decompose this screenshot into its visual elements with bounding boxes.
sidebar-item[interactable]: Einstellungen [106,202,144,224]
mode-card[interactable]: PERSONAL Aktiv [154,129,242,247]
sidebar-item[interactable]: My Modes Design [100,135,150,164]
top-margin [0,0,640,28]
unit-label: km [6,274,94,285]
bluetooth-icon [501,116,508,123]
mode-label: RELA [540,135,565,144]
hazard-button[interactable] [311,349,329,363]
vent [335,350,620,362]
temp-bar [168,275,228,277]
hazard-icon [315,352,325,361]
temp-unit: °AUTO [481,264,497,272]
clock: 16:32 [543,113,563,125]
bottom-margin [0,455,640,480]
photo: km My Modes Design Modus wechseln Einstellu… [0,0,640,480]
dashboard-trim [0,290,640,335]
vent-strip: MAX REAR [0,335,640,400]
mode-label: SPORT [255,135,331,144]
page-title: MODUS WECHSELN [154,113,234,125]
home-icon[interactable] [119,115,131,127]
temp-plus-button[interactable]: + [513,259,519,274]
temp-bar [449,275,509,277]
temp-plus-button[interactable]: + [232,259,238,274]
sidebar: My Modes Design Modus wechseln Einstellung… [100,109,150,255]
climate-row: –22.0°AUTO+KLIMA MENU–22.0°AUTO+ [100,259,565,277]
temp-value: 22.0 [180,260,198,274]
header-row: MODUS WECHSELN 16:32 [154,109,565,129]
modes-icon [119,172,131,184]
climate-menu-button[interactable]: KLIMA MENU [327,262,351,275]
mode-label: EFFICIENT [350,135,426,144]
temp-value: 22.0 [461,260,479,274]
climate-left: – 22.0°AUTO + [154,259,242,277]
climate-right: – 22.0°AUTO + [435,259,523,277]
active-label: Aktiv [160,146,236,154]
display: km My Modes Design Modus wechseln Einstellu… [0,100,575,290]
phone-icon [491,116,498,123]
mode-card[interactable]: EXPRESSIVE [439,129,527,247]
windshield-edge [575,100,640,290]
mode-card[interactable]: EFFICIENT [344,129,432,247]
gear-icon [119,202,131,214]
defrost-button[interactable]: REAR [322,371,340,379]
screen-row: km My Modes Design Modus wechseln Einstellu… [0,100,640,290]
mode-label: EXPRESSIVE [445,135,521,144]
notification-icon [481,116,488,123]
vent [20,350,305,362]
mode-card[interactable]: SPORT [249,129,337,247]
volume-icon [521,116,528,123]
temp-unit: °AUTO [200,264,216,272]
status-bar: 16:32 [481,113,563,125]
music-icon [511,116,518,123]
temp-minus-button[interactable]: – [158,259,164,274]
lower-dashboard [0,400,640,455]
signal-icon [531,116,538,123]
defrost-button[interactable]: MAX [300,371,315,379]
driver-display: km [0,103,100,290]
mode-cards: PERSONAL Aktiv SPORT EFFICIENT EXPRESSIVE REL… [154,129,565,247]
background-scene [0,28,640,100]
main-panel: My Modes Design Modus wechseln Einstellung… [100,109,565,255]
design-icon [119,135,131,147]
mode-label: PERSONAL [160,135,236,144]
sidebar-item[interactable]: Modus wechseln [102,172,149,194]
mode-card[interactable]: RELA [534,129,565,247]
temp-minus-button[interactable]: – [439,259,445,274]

Task details:
Please copy out all the material above, swapping each "SPORT" for "TOUR" and leaving everything else unchanged.

Solution for this exercise:
decompose this screenshot into its visual elements with bounding boxes.
sidebar-item[interactable]: Einstellungen [106,202,144,224]
mode-card[interactable]: PERSONAL Aktiv [154,129,242,247]
sidebar-item[interactable]: My Modes Design [100,135,150,164]
top-margin [0,0,640,28]
unit-label: km [6,274,94,285]
bluetooth-icon [501,116,508,123]
mode-label: RELA [540,135,565,144]
hazard-button[interactable] [311,349,329,363]
vent [335,350,620,362]
temp-bar [168,275,228,277]
hazard-icon [315,352,325,361]
temp-unit: °AUTO [481,264,497,272]
clock: 16:32 [543,113,563,125]
bottom-margin [0,455,640,480]
photo: km My Modes Design Modus wechseln Einstellu… [0,0,640,480]
dashboard-trim [0,290,640,335]
vent-strip: MAX REAR [0,335,640,400]
mode-label: TOUR [255,135,331,144]
page-title: MODUS WECHSELN [154,113,234,125]
home-icon[interactable] [119,115,131,127]
temp-plus-button[interactable]: + [513,259,519,274]
temp-bar [449,275,509,277]
temp-plus-button[interactable]: + [232,259,238,274]
sidebar: My Modes Design Modus wechseln Einstellung… [100,109,150,255]
climate-row: –22.0°AUTO+KLIMA MENU–22.0°AUTO+ [100,259,565,277]
temp-value: 22.0 [180,260,198,274]
header-row: MODUS WECHSELN 16:32 [154,109,565,129]
modes-icon [119,172,131,184]
climate-menu-button[interactable]: KLIMA MENU [327,262,351,275]
mode-label: EFFICIENT [350,135,426,144]
temp-value: 22.0 [461,260,479,274]
climate-left: – 22.0°AUTO + [154,259,242,277]
climate-right: – 22.0°AUTO + [435,259,523,277]
active-label: Aktiv [160,146,236,154]
display: km My Modes Design Modus wechseln Einstellu… [0,100,575,290]
phone-icon [491,116,498,123]
mode-card[interactable]: EXPRESSIVE [439,129,527,247]
windshield-edge [575,100,640,290]
mode-card[interactable]: EFFICIENT [344,129,432,247]
gear-icon [119,202,131,214]
defrost-button[interactable]: REAR [322,371,340,379]
screen-row: km My Modes Design Modus wechseln Einstellu… [0,100,640,290]
mode-label: EXPRESSIVE [445,135,521,144]
notification-icon [481,116,488,123]
vent [20,350,305,362]
mode-card[interactable]: TOUR [249,129,337,247]
volume-icon [521,116,528,123]
temp-unit: °AUTO [200,264,216,272]
status-bar: 16:32 [481,113,563,125]
music-icon [511,116,518,123]
temp-minus-button[interactable]: – [158,259,164,274]
lower-dashboard [0,400,640,455]
signal-icon [531,116,538,123]
defrost-button[interactable]: MAX [300,371,315,379]
driver-display: km [0,103,100,290]
mode-cards: PERSONAL Aktiv TOUR EFFICIENT EXPRESSIVE REL… [154,129,565,247]
background-scene [0,28,640,100]
main-panel: My Modes Design Modus wechseln Einstellung… [100,109,565,255]
design-icon [119,135,131,147]
mode-label: PERSONAL [160,135,236,144]
sidebar-item[interactable]: Modus wechseln [102,172,149,194]
mode-card[interactable]: RELA [534,129,565,247]
temp-minus-button[interactable]: – [439,259,445,274]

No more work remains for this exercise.